• _GIVEN EXERCISE_
Give back the full listing verbatim, apart from its images.

• _RECORDS SUPPLIED_
<<<<

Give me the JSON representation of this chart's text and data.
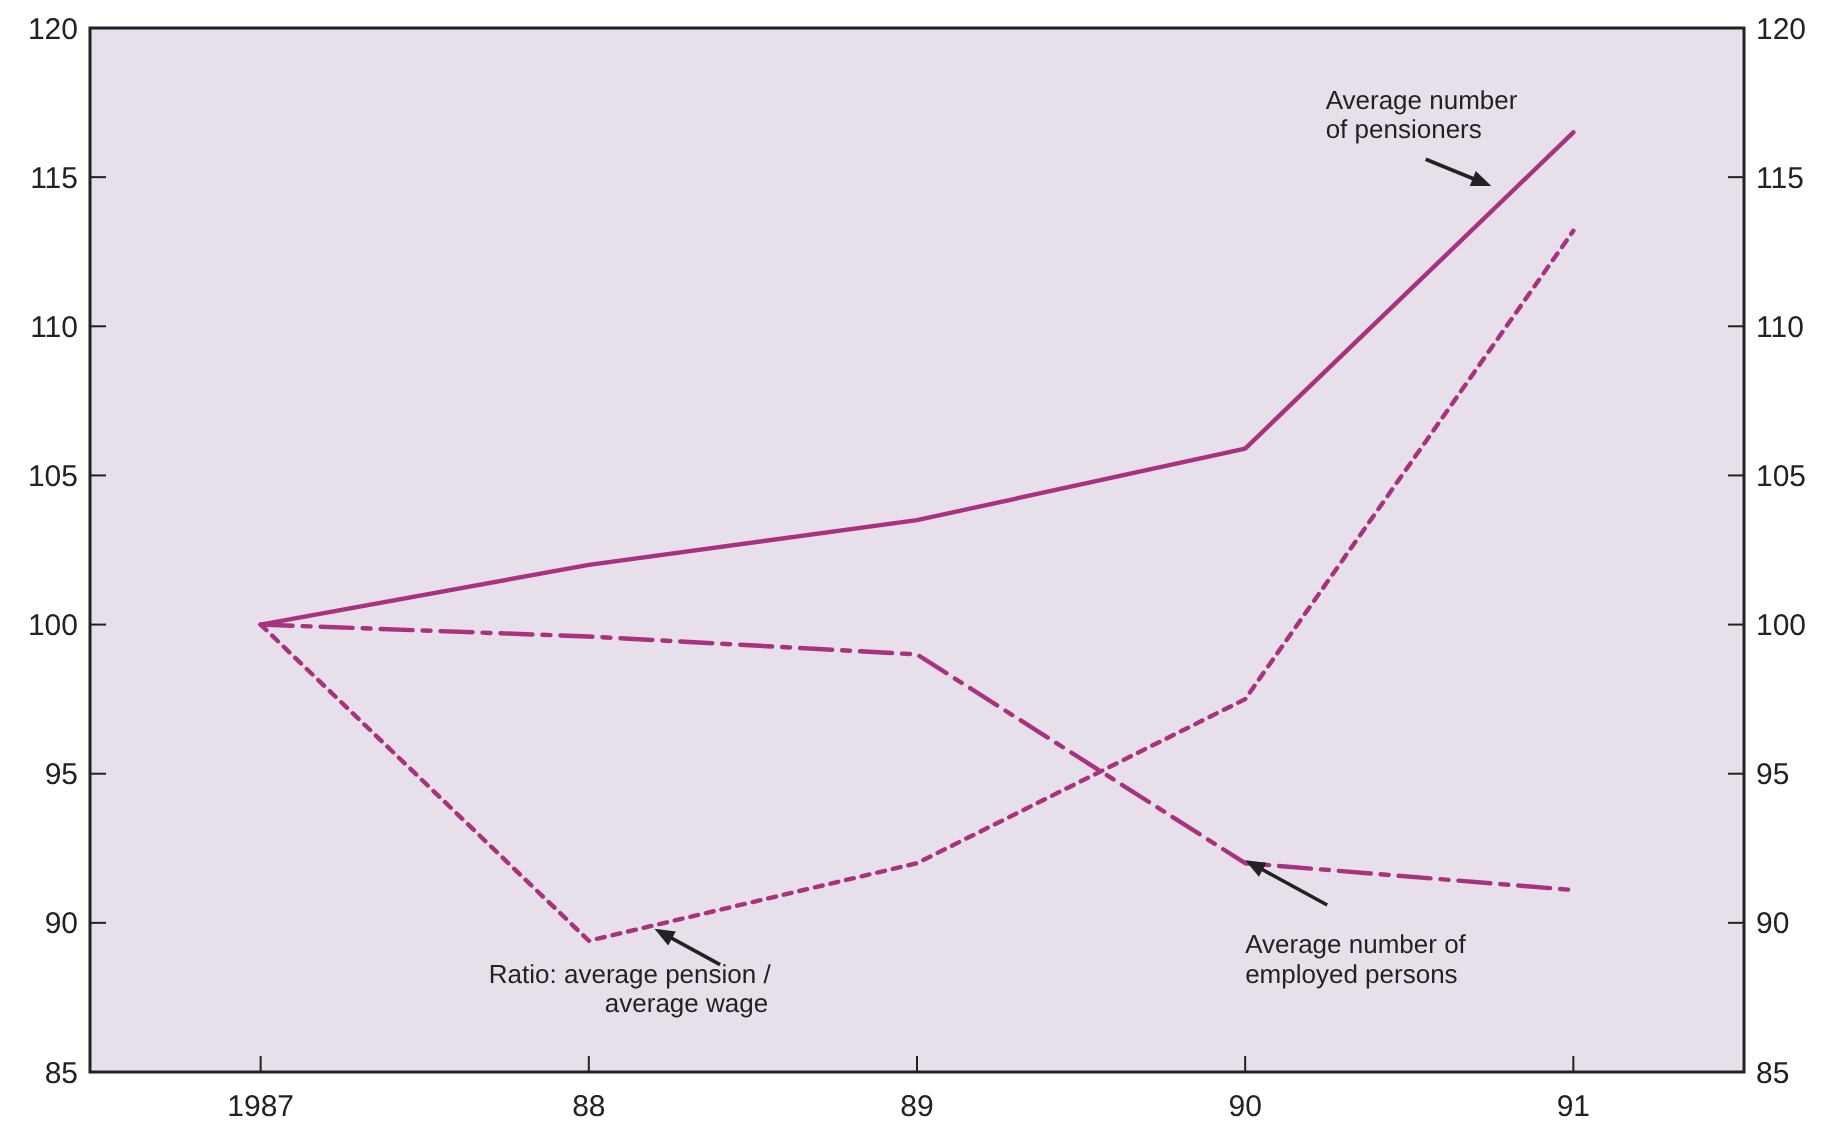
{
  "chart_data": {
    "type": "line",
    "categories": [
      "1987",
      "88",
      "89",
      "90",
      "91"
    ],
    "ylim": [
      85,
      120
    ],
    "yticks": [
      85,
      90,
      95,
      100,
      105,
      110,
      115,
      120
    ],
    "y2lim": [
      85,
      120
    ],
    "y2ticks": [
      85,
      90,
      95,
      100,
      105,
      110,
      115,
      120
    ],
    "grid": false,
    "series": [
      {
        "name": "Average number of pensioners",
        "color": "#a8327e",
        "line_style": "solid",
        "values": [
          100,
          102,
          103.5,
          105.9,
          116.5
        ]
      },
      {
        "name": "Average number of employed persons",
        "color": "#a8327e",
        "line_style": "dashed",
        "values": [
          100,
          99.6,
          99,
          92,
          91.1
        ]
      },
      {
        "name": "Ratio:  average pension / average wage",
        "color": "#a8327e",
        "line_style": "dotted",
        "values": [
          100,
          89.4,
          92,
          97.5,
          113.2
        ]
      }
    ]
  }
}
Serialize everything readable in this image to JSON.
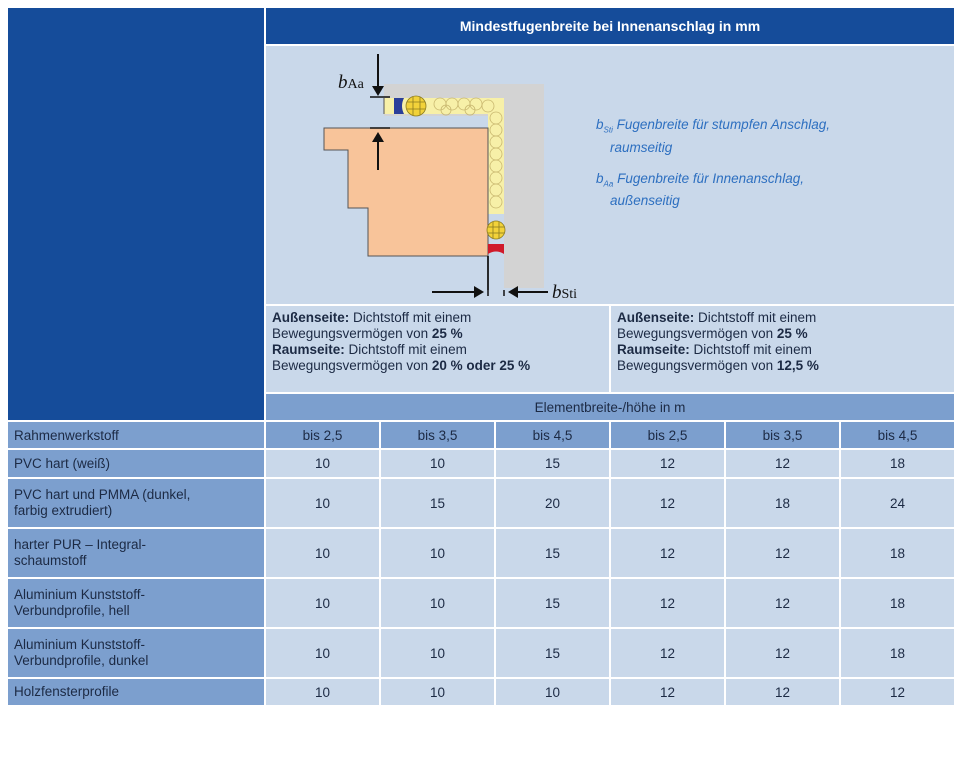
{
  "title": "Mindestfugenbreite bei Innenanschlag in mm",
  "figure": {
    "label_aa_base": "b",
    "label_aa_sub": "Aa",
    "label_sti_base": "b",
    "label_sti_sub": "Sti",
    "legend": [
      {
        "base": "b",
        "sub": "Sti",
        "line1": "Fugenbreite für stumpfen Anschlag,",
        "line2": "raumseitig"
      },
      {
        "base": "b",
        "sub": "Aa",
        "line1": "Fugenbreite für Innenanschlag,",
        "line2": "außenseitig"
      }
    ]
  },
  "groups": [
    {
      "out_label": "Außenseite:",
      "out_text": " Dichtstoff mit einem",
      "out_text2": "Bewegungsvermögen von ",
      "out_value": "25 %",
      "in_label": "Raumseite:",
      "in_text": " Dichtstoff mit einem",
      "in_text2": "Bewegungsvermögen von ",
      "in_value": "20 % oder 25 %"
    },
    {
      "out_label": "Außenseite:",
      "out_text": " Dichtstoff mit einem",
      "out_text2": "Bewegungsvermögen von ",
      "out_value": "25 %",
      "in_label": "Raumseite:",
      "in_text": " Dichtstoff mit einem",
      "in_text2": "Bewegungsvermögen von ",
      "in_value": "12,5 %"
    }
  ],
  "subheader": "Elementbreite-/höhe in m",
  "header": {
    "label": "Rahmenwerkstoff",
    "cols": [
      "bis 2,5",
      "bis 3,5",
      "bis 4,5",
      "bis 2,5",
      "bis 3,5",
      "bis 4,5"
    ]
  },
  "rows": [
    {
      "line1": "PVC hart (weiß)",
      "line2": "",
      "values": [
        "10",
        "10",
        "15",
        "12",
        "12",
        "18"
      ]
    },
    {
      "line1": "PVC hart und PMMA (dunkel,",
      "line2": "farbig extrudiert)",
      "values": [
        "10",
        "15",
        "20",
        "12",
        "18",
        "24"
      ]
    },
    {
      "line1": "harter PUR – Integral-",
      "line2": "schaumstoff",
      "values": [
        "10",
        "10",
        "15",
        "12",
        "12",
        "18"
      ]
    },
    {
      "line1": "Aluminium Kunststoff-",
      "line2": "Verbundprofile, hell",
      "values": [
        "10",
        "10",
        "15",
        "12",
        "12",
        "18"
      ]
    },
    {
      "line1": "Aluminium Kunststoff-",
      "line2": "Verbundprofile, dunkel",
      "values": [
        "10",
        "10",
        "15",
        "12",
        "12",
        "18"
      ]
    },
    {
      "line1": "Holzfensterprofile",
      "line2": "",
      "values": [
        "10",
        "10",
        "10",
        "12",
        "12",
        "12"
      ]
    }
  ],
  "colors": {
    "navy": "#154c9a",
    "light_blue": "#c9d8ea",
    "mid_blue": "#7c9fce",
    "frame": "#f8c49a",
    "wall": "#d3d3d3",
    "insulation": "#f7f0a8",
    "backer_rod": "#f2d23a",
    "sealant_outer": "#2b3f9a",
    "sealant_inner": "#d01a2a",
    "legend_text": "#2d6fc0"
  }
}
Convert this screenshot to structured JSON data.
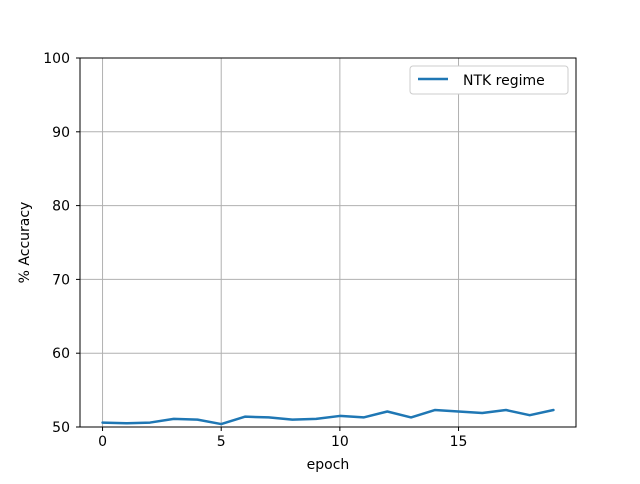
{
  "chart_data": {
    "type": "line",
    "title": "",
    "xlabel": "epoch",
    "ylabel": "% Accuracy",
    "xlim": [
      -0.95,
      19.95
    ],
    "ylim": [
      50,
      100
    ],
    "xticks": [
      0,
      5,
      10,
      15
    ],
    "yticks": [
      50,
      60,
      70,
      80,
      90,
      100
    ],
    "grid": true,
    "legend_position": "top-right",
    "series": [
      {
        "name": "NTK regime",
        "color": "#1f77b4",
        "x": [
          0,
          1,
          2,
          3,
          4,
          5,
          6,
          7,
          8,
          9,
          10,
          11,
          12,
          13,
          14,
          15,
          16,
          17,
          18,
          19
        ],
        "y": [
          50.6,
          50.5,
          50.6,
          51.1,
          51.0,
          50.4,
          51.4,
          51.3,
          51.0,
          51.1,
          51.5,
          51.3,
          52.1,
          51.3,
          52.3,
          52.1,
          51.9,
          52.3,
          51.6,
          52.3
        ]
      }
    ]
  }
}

>>>>

• _THE RESULT_
Give me the JSON representation of this chart's text and data.
{
  "chart_data": {
    "type": "line",
    "categories": [
      "1987",
      "88",
      "89",
      "90",
      "91"
    ],
    "ylim": [
      85,
      120
    ],
    "yticks": [
      85,
      90,
      95,
      100,
      105,
      110,
      115,
      120
    ],
    "y2lim": [
      85,
      120
    ],
    "y2ticks": [
      85,
      90,
      95,
      100,
      105,
      110,
      115,
      120
    ],
    "grid": false,
    "series": [
      {
        "name": "Average number of pensioners",
        "color": "#a8327e",
        "line_style": "solid",
        "values": [
          100,
          102,
          103.5,
          105.9,
          116.5
        ]
      },
      {
        "name": "Average number of employed persons",
        "color": "#a8327e",
        "line_style": "dashed",
        "values": [
          100,
          99.6,
          99,
          92,
          91.1
        ]
      },
      {
        "name": "Ratio:  average pension / average wage",
        "color": "#a8327e",
        "line_style": "dotted",
        "values": [
          100,
          89.4,
          92,
          97.5,
          113.2
        ]
      }
    ]
  }
}
Serialize everything readable in this image to JSON.
{
  "title": "Mindestfugenbreite bei Innenanschlag in mm",
  "figure": {
    "label_aa_base": "b",
    "label_aa_sub": "Aa",
    "label_sti_base": "b",
    "label_sti_sub": "Sti",
    "legend": [
      {
        "base": "b",
        "sub": "Sti",
        "line1": "Fugenbreite für stumpfen Anschlag,",
        "line2": "raumseitig"
      },
      {
        "base": "b",
        "sub": "Aa",
        "line1": "Fugenbreite für Innenanschlag,",
        "line2": "außenseitig"
      }
    ]
  },
  "groups": [
    {
      "out_label": "Außenseite:",
      "out_text": " Dichtstoff mit einem",
      "out_text2": "Bewegungsvermögen von ",
      "out_value": "25 %",
      "in_label": "Raumseite:",
      "in_text": " Dichtstoff mit einem",
      "in_text2": "Bewegungsvermögen von ",
      "in_value": "20 % oder 25 %"
    },
    {
      "out_label": "Außenseite:",
      "out_text": " Dichtstoff mit einem",
      "out_text2": "Bewegungsvermögen von ",
      "out_value": "25 %",
      "in_label": "Raumseite:",
      "in_text": " Dichtstoff mit einem",
      "in_text2": "Bewegungsvermögen von ",
      "in_value": "12,5 %"
    }
  ],
  "subheader": "Elementbreite-/höhe in m",
  "header": {
    "label": "Rahmenwerkstoff",
    "cols": [
      "bis 2,5",
      "bis 3,5",
      "bis 4,5",
      "bis 2,5",
      "bis 3,5",
      "bis 4,5"
    ]
  },
  "rows": [
    {
      "line1": "PVC hart (weiß)",
      "line2": "",
      "values": [
        "10",
        "10",
        "15",
        "12",
        "12",
        "18"
      ]
    },
    {
      "line1": "PVC hart und PMMA (dunkel,",
      "line2": "farbig extrudiert)",
      "values": [
        "10",
        "15",
        "20",
        "12",
        "18",
        "24"
      ]
    },
    {
      "line1": "harter PUR – Integral-",
      "line2": "schaumstoff",
      "values": [
        "10",
        "10",
        "15",
        "12",
        "12",
        "18"
      ]
    },
    {
      "line1": "Aluminium Kunststoff-",
      "line2": "Verbundprofile, hell",
      "values": [
        "10",
        "10",
        "15",
        "12",
        "12",
        "18"
      ]
    },
    {
      "line1": "Aluminium Kunststoff-",
      "line2": "Verbundprofile, dunkel",
      "values": [
        "10",
        "10",
        "15",
        "12",
        "12",
        "18"
      ]
    },
    {
      "line1": "Holzfensterprofile",
      "line2": "",
      "values": [
        "10",
        "10",
        "10",
        "12",
        "12",
        "12"
      ]
    }
  ],
  "colors": {
    "navy": "#154c9a",
    "light_blue": "#c9d8ea",
    "mid_blue": "#7c9fce",
    "frame": "#f8c49a",
    "wall": "#d3d3d3",
    "insulation": "#f7f0a8",
    "backer_rod": "#f2d23a",
    "sealant_outer": "#2b3f9a",
    "sealant_inner": "#d01a2a",
    "legend_text": "#2d6fc0"
  }
}
Convert this screenshot to structured JSON data.
{
  "chart_data": {
    "type": "line",
    "title": "",
    "xlabel": "epoch",
    "ylabel": "% Accuracy",
    "xlim": [
      -0.95,
      19.95
    ],
    "ylim": [
      50,
      100
    ],
    "xticks": [
      0,
      5,
      10,
      15
    ],
    "yticks": [
      50,
      60,
      70,
      80,
      90,
      100
    ],
    "grid": true,
    "legend_position": "top-right",
    "series": [
      {
        "name": "NTK regime",
        "color": "#1f77b4",
        "x": [
          0,
          1,
          2,
          3,
          4,
          5,
          6,
          7,
          8,
          9,
          10,
          11,
          12,
          13,
          14,
          15,
          16,
          17,
          18,
          19
        ],
        "y": [
          50.6,
          50.5,
          50.6,
          51.1,
          51.0,
          50.4,
          51.4,
          51.3,
          51.0,
          51.1,
          51.5,
          51.3,
          52.1,
          51.3,
          52.3,
          52.1,
          51.9,
          52.3,
          51.6,
          52.3
        ]
      }
    ]
  }
}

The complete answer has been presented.